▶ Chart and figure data

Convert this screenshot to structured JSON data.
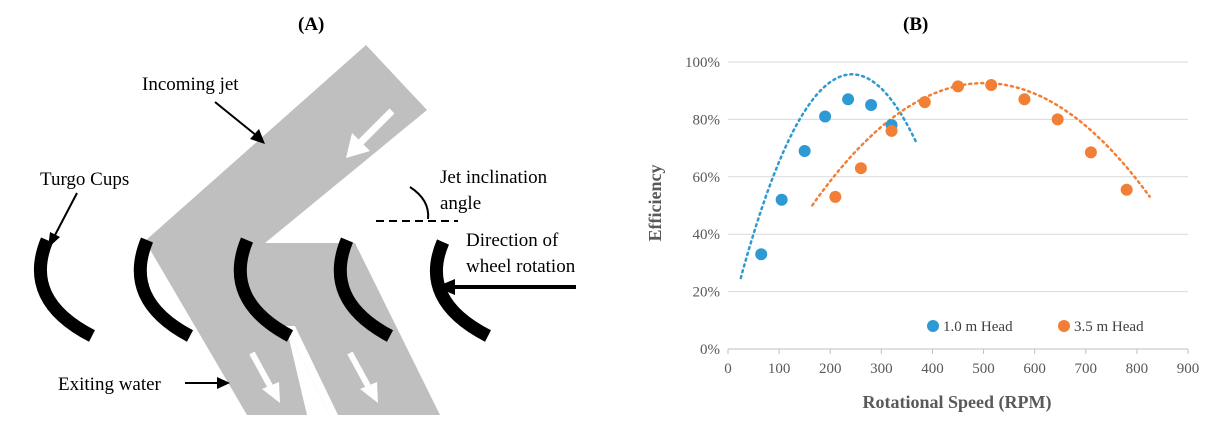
{
  "panel_a": {
    "label": "(A)",
    "annotations": {
      "incoming_jet": "Incoming jet",
      "turgo_cups": "Turgo Cups",
      "jet_angle_line1": "Jet inclination",
      "jet_angle_line2": "angle",
      "rotation_line1": "Direction of",
      "rotation_line2": "wheel rotation",
      "exiting_water": "Exiting water"
    },
    "colors": {
      "jet": "#bfbfbf",
      "cups": "#000000",
      "arrows": "#ffffff"
    }
  },
  "panel_b": {
    "label": "(B)"
  },
  "chart_data": {
    "type": "scatter",
    "title": "",
    "xlabel": "Rotational Speed (RPM)",
    "ylabel": "Efficiency",
    "xlim": [
      0,
      900
    ],
    "ylim": [
      0,
      100
    ],
    "x_ticks": [
      "0",
      "100",
      "200",
      "300",
      "400",
      "500",
      "600",
      "700",
      "800",
      "900"
    ],
    "y_ticks": [
      "0%",
      "20%",
      "40%",
      "60%",
      "80%",
      "100%"
    ],
    "grid": "horizontal",
    "legend_position": "bottom-right",
    "series": [
      {
        "name": "1.0 m Head",
        "color": "#2e9ad3",
        "x": [
          65,
          105,
          150,
          190,
          235,
          280,
          320
        ],
        "y": [
          33,
          52,
          69,
          81,
          87,
          85,
          78
        ],
        "trend": {
          "x": [
            25,
            370
          ],
          "coeffs": [
            7.5,
            0.7275,
            -0.0015
          ]
        }
      },
      {
        "name": "3.5 m Head",
        "color": "#f17f35",
        "x": [
          210,
          260,
          320,
          385,
          450,
          515,
          580,
          645,
          710,
          780
        ],
        "y": [
          53,
          63,
          76,
          86,
          91.5,
          92,
          87,
          80,
          68.5,
          55.5
        ],
        "trend": {
          "x": [
            165,
            825
          ],
          "coeffs": [
            -2,
            0.3778,
            -0.000377
          ]
        }
      }
    ]
  }
}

▶ WHAT YOU WILL DO
Reproduce the listing exactly. Leave its pictures out.

▶ ANSWER BELOW
Convert this screenshot to structured JSON data.
{
  "panel_a": {
    "label": "(A)",
    "annotations": {
      "incoming_jet": "Incoming jet",
      "turgo_cups": "Turgo Cups",
      "jet_angle_line1": "Jet inclination",
      "jet_angle_line2": "angle",
      "rotation_line1": "Direction of",
      "rotation_line2": "wheel rotation",
      "exiting_water": "Exiting water"
    },
    "colors": {
      "jet": "#bfbfbf",
      "cups": "#000000",
      "arrows": "#ffffff"
    }
  },
  "panel_b": {
    "label": "(B)"
  },
  "chart_data": {
    "type": "scatter",
    "title": "",
    "xlabel": "Rotational Speed (RPM)",
    "ylabel": "Efficiency",
    "xlim": [
      0,
      900
    ],
    "ylim": [
      0,
      100
    ],
    "x_ticks": [
      "0",
      "100",
      "200",
      "300",
      "400",
      "500",
      "600",
      "700",
      "800",
      "900"
    ],
    "y_ticks": [
      "0%",
      "20%",
      "40%",
      "60%",
      "80%",
      "100%"
    ],
    "grid": "horizontal",
    "legend_position": "bottom-right",
    "series": [
      {
        "name": "1.0 m Head",
        "color": "#2e9ad3",
        "x": [
          65,
          105,
          150,
          190,
          235,
          280,
          320
        ],
        "y": [
          33,
          52,
          69,
          81,
          87,
          85,
          78
        ],
        "trend": {
          "x": [
            25,
            370
          ],
          "coeffs": [
            7.5,
            0.7275,
            -0.0015
          ]
        }
      },
      {
        "name": "3.5 m Head",
        "color": "#f17f35",
        "x": [
          210,
          260,
          320,
          385,
          450,
          515,
          580,
          645,
          710,
          780
        ],
        "y": [
          53,
          63,
          76,
          86,
          91.5,
          92,
          87,
          80,
          68.5,
          55.5
        ],
        "trend": {
          "x": [
            165,
            825
          ],
          "coeffs": [
            -2,
            0.3778,
            -0.000377
          ]
        }
      }
    ]
  }
}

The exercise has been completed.